- **Problem to work on**:
Set down each record that follows exactly. Drop the images.

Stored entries
--
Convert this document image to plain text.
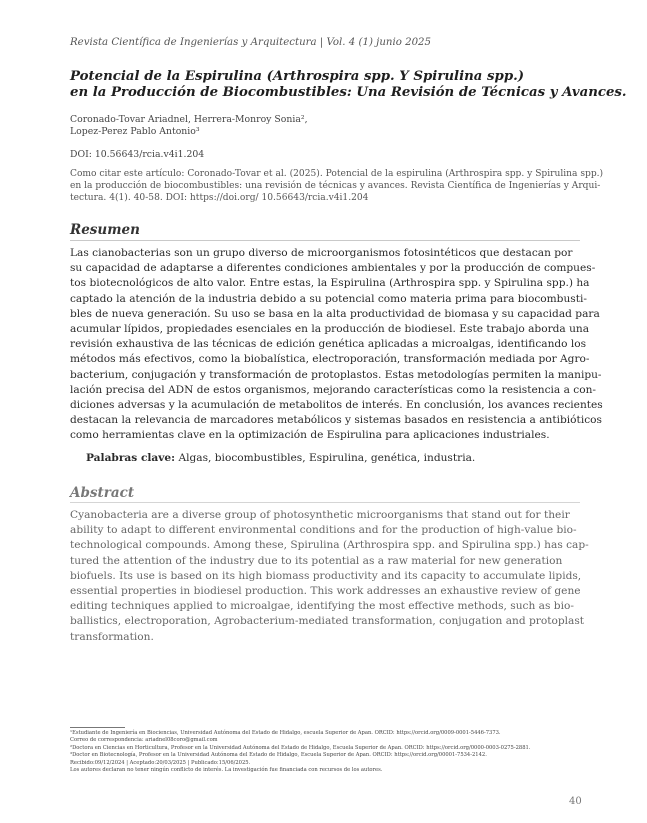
Revista Científica de Ingenierías y Arquitectura | Vol. 4 (1) junio 2025
Potencial de la Espirulina (Arthrospira spp. Y Spirulina spp.)
en la Producción de Biocombustibles: Una Revisión de Técnicas y Avances.
Coronado-Tovar Ariadnel, Herrera-Monroy Sonia²,
Lopez-Perez Pablo Antonio³
DOI: 10.56643/rcia.v4i1.204
Como citar este artículo: Coronado-Tovar et al. (2025). Potencial de la espirulina (Arthrospira spp. y Spirulina spp.)
en la producción de biocombustibles: una revisión de técnicas y avances. Revista Científica de Ingenierías y Arqui-
tectura. 4(1). 40-58. DOI: https://doi.org/ 10.56643/rcia.v4i1.204
Resumen
Las cianobacterias son un grupo diverso de microorganismos fotosintéticos que destacan por
su capacidad de adaptarse a diferentes condiciones ambientales y por la producción de compues-
tos biotecnológicos de alto valor. Entre estas, la Espirulina (Arthrospira spp. y Spirulina spp.) ha
captado la atención de la industria debido a su potencial como materia prima para biocombusti-
bles de nueva generación. Su uso se basa en la alta productividad de biomasa y su capacidad para
acumular lípidos, propiedades esenciales en la producción de biodiesel. Este trabajo aborda una
revisión exhaustiva de las técnicas de edición genética aplicadas a microalgas, identificando los
métodos más efectivos, como la biobalística, electroporación, transformación mediada por Agro-
bacterium, conjugación y transformación de protoplastos. Estas metodologías permiten la manipu-
lación precisa del ADN de estos organismos, mejorando características como la resistencia a con-
diciones adversas y la acumulación de metabolitos de interés. En conclusión, los avances recientes
destacan la relevancia de marcadores metabólicos y sistemas basados en resistencia a antibióticos
como herramientas clave en la optimización de Espirulina para aplicaciones industriales.
Palabras clave: Algas, biocombustibles, Espirulina, genética, industria.
Abstract
Cyanobacteria are a diverse group of photosynthetic microorganisms that stand out for their
ability to adapt to different environmental conditions and for the production of high-value bio-
technological compounds. Among these, Spirulina (Arthrospira spp. and Spirulina spp.) has cap-
tured the attention of the industry due to its potential as a raw material for new generation
biofuels. Its use is based on its high biomass productivity and its capacity to accumulate lipids,
essential properties in biodiesel production. This work addresses an exhaustive review of gene
editing techniques applied to microalgae, identifying the most effective methods, such as bio-
ballistics, electroporation, Agrobacterium-mediated transformation, conjugation and protoplast
transformation.
¹Estudiante de Ingeniería en Biociencias, Universidad Autónoma del Estado de Hidalgo, escuela Superior de Apan. ORCID: https://orcid.org/0009-0001-5446-7373.
Correo de correspondencia: ariadnel08coro@gmail.com
²Doctora en Ciencias en Horticultura, Profesor en la Universidad Autónoma del Estado de Hidalgo, Escuela Superior de Apan. ORCID: https://orcid.org/0000-0003-0275-2881.
³Doctor en Biotecnología, Profesor en la Universidad Autónoma del Estado de Hidalgo, Escuela Superior de Apan. ORCID: https://orcid.org/00001-7534-2142.
Recibido:09/12/2024 | Aceptado:20/03/2025 | Publicado:15/06/2025.
Los autores declaran no tener ningún conflicto de interés. La investigación fue financiada con recursos de los autores.
40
--
- **Result of the task**:
Convert this document image to plain text.
Revista Científica de Ingenierías y Arquitectura | Vol. 4 (1) junio 2025
Potencial de la Espirulina (Arthrospira spp. Y Spirulina spp.)
en la Producción de Biocombustibles: Una Revisión de Técnicas y Avances.
Coronado-Tovar Ariadnel, Herrera-Monroy Sonia²,
Lopez-Perez Pablo Antonio³
DOI: 10.56643/rcia.v4i1.204
Como citar este artículo: Coronado-Tovar et al. (2025). Potencial de la espirulina (Arthrospira spp. y Spirulina spp.)
en la producción de biocombustibles: una revisión de técnicas y avances. Revista Científica de Ingenierías y Arqui-
tectura. 4(1). 40-58. DOI: https://doi.org/ 10.56643/rcia.v4i1.204
Resumen
Las cianobacterias son un grupo diverso de microorganismos fotosintéticos que destacan por
su capacidad de adaptarse a diferentes condiciones ambientales y por la producción de compues-
tos biotecnológicos de alto valor. Entre estas, la Espirulina (Arthrospira spp. y Spirulina spp.) ha
captado la atención de la industria debido a su potencial como materia prima para biocombusti-
bles de nueva generación. Su uso se basa en la alta productividad de biomasa y su capacidad para
acumular lípidos, propiedades esenciales en la producción de biodiesel. Este trabajo aborda una
revisión exhaustiva de las técnicas de edición genética aplicadas a microalgas, identificando los
métodos más efectivos, como la biobalística, electroporación, transformación mediada por Agro-
bacterium, conjugación y transformación de protoplastos. Estas metodologías permiten la manipu-
lación precisa del ADN de estos organismos, mejorando características como la resistencia a con-
diciones adversas y la acumulación de metabolitos de interés. En conclusión, los avances recientes
destacan la relevancia de marcadores metabólicos y sistemas basados en resistencia a antibióticos
como herramientas clave en la optimización de Espirulina para aplicaciones industriales.
Palabras clave: Algas, biocombustibles, Espirulina, genética, industria.
Abstract
Cyanobacteria are a diverse group of photosynthetic microorganisms that stand out for their
ability to adapt to different environmental conditions and for the production of high-value bio-
technological compounds. Among these, Spirulina (Arthrospira spp. and Spirulina spp.) has cap-
tured the attention of the industry due to its potential as a raw material for new generation
biofuels. Its use is based on its high biomass productivity and its capacity to accumulate lipids,
essential properties in biodiesel production. This work addresses an exhaustive review of gene
editing techniques applied to microalgae, identifying the most effective methods, such as bio-
ballistics, electroporation, Agrobacterium-mediated transformation, conjugation and protoplast
transformation.
¹Estudiante de Ingeniería en Biociencias, Universidad Autónoma del Estado de Hidalgo, escuela Superior de Apan. ORCID: https://orcid.org/0009-0001-5446-7373.
Correo de correspondencia: ariadnel08coro@gmail.com
²Doctora en Ciencias en Horticultura, Profesor en la Universidad Autónoma del Estado de Hidalgo, Escuela Superior de Apan. ORCID: https://orcid.org/0000-0003-0275-2881.
³Doctor en Biotecnología, Profesor en la Universidad Autónoma del Estado de Hidalgo, Escuela Superior de Apan. ORCID: https://orcid.org/00001-7534-2142.
Recibido:09/12/2024 | Aceptado:20/03/2025 | Publicado:15/06/2025.
Los autores declaran no tener ningún conflicto de interés. La investigación fue financiada con recursos de los autores.
40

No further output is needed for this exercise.